WORK TO DO:
Scan the material below for the string "slope", and copy every line where it shows up.

Figure record extracts:
▼
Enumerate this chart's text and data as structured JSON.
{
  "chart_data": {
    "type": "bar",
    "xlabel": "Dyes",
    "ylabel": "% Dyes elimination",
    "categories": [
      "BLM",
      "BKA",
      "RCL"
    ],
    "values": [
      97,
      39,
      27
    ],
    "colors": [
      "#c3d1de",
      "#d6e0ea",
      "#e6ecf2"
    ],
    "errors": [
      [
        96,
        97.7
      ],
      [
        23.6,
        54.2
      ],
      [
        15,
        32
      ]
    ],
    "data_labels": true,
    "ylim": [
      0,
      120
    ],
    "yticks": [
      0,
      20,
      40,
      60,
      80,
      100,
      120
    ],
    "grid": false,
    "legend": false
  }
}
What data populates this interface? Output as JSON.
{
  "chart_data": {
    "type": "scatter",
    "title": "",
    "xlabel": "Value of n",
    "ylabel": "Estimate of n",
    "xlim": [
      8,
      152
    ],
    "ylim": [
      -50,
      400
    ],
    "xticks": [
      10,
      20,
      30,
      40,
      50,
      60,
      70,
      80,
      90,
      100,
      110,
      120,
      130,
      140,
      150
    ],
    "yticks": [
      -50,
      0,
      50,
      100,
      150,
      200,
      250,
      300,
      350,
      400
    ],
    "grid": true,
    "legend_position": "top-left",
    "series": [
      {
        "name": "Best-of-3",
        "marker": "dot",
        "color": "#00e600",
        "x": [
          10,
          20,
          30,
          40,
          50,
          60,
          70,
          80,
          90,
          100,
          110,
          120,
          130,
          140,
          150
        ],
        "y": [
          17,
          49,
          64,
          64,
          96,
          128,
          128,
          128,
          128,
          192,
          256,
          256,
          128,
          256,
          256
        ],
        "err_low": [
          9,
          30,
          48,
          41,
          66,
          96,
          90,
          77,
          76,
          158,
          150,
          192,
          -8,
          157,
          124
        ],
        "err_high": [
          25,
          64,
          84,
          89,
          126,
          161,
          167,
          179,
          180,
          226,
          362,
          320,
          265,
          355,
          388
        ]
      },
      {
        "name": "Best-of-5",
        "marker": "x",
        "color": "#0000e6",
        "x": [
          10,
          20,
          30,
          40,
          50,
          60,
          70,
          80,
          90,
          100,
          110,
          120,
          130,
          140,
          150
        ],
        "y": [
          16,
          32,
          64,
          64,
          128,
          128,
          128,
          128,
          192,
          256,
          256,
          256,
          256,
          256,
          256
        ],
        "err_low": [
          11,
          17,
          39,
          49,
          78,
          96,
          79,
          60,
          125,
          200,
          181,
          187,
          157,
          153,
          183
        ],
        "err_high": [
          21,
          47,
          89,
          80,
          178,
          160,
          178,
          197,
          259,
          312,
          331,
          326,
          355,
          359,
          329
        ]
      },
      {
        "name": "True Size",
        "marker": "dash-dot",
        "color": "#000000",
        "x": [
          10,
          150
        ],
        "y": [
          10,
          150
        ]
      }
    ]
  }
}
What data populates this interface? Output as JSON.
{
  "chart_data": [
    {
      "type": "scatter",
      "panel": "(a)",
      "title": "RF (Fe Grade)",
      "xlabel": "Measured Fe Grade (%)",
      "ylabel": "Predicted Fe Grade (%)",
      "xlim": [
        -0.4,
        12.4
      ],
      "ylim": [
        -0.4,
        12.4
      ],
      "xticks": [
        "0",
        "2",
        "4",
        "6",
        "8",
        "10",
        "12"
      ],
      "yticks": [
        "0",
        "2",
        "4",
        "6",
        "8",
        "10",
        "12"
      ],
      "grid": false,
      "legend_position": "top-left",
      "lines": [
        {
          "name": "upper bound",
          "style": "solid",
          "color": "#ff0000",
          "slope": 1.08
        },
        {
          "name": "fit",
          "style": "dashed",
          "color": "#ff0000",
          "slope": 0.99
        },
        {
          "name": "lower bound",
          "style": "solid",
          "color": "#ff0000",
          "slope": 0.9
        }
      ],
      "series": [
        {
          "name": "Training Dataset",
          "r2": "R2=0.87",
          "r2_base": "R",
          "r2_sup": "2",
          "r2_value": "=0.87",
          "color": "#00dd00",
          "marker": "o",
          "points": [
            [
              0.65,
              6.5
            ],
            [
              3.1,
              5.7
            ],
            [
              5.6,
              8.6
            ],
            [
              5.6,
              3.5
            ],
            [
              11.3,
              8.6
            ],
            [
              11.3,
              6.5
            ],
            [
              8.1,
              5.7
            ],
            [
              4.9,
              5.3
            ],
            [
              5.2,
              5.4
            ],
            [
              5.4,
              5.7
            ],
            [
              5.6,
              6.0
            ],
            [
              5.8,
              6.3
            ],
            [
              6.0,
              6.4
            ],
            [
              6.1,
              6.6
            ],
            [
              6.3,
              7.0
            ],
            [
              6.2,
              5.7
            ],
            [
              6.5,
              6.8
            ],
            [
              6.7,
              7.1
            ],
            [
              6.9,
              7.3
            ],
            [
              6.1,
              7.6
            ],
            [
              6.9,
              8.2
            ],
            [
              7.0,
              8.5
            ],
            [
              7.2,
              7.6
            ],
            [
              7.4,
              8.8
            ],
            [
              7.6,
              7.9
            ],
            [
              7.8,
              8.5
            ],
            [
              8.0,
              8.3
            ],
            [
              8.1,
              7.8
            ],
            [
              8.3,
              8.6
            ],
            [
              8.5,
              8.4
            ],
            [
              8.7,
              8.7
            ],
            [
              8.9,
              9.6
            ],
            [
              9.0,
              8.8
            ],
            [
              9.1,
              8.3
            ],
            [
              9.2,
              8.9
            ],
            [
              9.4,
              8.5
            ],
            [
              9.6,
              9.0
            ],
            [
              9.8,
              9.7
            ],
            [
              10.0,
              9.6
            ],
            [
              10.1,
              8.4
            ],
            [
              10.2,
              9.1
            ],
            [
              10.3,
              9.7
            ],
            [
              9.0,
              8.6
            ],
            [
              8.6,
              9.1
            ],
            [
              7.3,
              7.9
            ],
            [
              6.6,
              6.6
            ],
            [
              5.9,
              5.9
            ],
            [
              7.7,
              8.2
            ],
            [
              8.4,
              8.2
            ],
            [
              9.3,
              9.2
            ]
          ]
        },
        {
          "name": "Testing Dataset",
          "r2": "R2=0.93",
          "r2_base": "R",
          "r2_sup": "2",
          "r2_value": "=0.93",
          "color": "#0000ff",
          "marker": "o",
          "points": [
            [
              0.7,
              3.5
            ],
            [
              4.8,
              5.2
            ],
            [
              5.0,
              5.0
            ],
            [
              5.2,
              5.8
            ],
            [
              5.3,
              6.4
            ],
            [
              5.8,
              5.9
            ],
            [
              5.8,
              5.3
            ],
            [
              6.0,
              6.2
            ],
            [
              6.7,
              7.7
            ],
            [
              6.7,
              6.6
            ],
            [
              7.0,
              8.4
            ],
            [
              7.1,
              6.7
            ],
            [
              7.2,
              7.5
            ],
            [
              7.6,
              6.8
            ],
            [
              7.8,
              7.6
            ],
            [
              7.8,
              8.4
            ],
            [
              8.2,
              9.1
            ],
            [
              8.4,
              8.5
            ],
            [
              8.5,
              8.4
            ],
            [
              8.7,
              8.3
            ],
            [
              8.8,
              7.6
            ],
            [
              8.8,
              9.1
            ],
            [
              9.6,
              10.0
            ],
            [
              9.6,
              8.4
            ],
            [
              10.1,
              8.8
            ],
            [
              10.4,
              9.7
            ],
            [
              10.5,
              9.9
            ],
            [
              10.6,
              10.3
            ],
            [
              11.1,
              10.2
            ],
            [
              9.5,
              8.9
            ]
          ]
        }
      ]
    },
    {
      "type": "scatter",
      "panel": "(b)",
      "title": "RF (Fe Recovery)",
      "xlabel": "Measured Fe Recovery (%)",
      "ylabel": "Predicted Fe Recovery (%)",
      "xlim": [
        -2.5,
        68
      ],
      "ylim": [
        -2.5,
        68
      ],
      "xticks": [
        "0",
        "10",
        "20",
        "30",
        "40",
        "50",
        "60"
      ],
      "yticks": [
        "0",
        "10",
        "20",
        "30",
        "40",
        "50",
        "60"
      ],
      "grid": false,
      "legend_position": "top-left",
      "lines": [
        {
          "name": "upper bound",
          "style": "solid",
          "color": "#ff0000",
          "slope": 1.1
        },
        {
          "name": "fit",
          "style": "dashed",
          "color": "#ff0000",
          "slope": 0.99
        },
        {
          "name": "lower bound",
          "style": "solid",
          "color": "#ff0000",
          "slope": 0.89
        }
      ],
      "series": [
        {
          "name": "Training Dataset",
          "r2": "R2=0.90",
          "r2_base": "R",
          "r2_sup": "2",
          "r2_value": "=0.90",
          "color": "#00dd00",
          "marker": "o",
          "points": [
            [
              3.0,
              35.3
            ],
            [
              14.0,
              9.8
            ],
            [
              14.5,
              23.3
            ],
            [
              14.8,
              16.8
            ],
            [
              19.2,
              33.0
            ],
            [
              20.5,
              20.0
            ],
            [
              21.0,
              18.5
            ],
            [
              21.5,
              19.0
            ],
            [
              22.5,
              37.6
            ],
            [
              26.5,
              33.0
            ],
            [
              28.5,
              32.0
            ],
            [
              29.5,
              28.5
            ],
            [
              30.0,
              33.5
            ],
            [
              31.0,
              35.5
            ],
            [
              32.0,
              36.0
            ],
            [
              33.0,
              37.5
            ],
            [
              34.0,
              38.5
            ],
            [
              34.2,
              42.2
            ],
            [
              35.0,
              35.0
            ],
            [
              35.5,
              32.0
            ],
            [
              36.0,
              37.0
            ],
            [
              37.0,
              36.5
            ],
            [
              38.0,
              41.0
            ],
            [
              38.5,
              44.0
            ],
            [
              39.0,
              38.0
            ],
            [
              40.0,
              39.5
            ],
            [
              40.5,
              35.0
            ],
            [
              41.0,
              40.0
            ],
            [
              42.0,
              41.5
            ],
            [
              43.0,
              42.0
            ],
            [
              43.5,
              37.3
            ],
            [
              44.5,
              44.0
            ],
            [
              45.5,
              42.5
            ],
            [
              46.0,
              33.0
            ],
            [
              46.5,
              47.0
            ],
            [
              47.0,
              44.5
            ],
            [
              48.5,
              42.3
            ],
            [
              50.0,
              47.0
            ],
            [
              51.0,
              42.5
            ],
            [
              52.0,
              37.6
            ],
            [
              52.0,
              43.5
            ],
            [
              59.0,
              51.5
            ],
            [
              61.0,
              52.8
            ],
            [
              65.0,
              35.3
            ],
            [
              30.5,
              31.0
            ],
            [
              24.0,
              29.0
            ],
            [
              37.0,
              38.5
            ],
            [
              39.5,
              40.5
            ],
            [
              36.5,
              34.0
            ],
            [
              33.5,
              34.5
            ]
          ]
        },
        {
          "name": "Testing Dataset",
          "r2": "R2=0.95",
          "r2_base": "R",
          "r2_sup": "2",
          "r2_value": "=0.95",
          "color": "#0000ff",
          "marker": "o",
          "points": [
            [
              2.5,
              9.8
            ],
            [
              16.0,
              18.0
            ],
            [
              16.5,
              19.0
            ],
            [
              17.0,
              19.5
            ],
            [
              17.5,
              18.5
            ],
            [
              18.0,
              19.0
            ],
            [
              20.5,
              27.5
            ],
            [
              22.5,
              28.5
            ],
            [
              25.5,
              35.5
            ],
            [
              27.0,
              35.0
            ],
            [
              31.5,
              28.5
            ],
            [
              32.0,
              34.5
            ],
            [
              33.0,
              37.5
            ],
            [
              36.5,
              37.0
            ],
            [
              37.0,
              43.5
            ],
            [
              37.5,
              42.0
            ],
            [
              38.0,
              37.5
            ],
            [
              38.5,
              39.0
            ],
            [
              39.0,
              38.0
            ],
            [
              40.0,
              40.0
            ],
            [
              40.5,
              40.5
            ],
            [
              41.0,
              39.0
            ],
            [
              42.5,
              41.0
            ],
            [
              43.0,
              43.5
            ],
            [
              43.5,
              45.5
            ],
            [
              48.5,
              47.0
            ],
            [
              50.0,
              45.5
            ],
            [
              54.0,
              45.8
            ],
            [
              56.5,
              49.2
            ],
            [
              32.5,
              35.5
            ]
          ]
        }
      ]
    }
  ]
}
▲
WRITTEN RESPONSE:
          "slope": 1.08
          "slope": 0.99
          "slope": 0.9
          "slope": 1.1
          "slope": 0.99
          "slope": 0.89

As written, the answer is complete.